## WRITTEN REQUEST
From the listing that follows, extract every line and set it down unaltered.

====== DATA FOR THIS TASK

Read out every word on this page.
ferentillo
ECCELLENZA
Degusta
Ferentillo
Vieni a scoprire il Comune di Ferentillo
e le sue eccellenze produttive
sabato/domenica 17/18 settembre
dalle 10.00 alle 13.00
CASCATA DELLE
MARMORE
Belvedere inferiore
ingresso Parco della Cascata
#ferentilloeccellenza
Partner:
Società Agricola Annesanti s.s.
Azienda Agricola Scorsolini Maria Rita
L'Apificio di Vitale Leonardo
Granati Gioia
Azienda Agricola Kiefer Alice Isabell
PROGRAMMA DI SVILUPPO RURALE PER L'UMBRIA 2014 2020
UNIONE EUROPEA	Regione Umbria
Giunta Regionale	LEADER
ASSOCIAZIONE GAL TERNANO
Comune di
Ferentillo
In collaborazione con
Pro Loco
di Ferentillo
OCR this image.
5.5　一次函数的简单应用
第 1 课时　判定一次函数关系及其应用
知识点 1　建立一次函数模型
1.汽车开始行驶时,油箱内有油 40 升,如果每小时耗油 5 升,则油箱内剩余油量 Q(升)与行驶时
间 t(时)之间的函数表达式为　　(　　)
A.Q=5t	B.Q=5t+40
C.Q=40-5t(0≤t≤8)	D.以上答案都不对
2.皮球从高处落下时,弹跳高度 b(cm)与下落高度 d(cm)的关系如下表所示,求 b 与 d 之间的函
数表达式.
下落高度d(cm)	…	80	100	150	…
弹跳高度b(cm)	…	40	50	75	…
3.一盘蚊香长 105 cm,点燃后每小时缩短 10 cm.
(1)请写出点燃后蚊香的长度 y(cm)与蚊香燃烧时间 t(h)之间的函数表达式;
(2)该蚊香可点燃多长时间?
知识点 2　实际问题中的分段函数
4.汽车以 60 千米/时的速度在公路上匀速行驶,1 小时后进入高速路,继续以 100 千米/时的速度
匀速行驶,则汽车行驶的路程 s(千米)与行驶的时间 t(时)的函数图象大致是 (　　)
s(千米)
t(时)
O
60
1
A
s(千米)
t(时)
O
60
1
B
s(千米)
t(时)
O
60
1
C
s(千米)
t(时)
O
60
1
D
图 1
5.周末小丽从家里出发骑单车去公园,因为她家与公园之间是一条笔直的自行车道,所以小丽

============

## FINISHED EXERCISE
Read out every word on this page.
ferentillo
ECCELLENZA
Degusta
Ferentillo
Vieni a scoprire il Comune di Ferentillo
e le sue eccellenze produttive
sabato/domenica 17/18 settembre
dalle 10.00 alle 13.00
CASCATA DELLE
MARMORE
Belvedere inferiore
ingresso Parco della Cascata
#ferentilloeccellenza
Partner:
Società Agricola Annesanti s.s.
Azienda Agricola Scorsolini Maria Rita
L'Apificio di Vitale Leonardo
Granati Gioia
Azienda Agricola Kiefer Alice Isabell
PROGRAMMA DI SVILUPPO RURALE PER L'UMBRIA 2014 2020
UNIONE EUROPEA	Regione Umbria
Giunta Regionale	LEADER
ASSOCIAZIONE GAL TERNANO
Comune di
Ferentillo
In collaborazione con
Pro Loco
di Ferentillo
OCR this image.
5.5　一次函数的简单应用
第 1 课时　判定一次函数关系及其应用
知识点 1　建立一次函数模型
1.汽车开始行驶时,油箱内有油 40 升,如果每小时耗油 5 升,则油箱内剩余油量 Q(升)与行驶时
间 t(时)之间的函数表达式为　　(　　)
A.Q=5t	B.Q=5t+40
C.Q=40-5t(0≤t≤8)	D.以上答案都不对
2.皮球从高处落下时,弹跳高度 b(cm)与下落高度 d(cm)的关系如下表所示,求 b 与 d 之间的函
数表达式.
下落高度d(cm)	…	80	100	150	…
弹跳高度b(cm)	…	40	50	75	…
3.一盘蚊香长 105 cm,点燃后每小时缩短 10 cm.
(1)请写出点燃后蚊香的长度 y(cm)与蚊香燃烧时间 t(h)之间的函数表达式;
(2)该蚊香可点燃多长时间?
知识点 2　实际问题中的分段函数
4.汽车以 60 千米/时的速度在公路上匀速行驶,1 小时后进入高速路,继续以 100 千米/时的速度
匀速行驶,则汽车行驶的路程 s(千米)与行驶的时间 t(时)的函数图象大致是 (　　)
s(千米)
t(时)
O
60
1
A
s(千米)
t(时)
O
60
1
B
s(千米)
t(时)
O
60
1
C
s(千米)
t(时)
O
60
1
D
图 1
5.周末小丽从家里出发骑单车去公园,因为她家与公园之间是一条笔直的自行车道,所以小丽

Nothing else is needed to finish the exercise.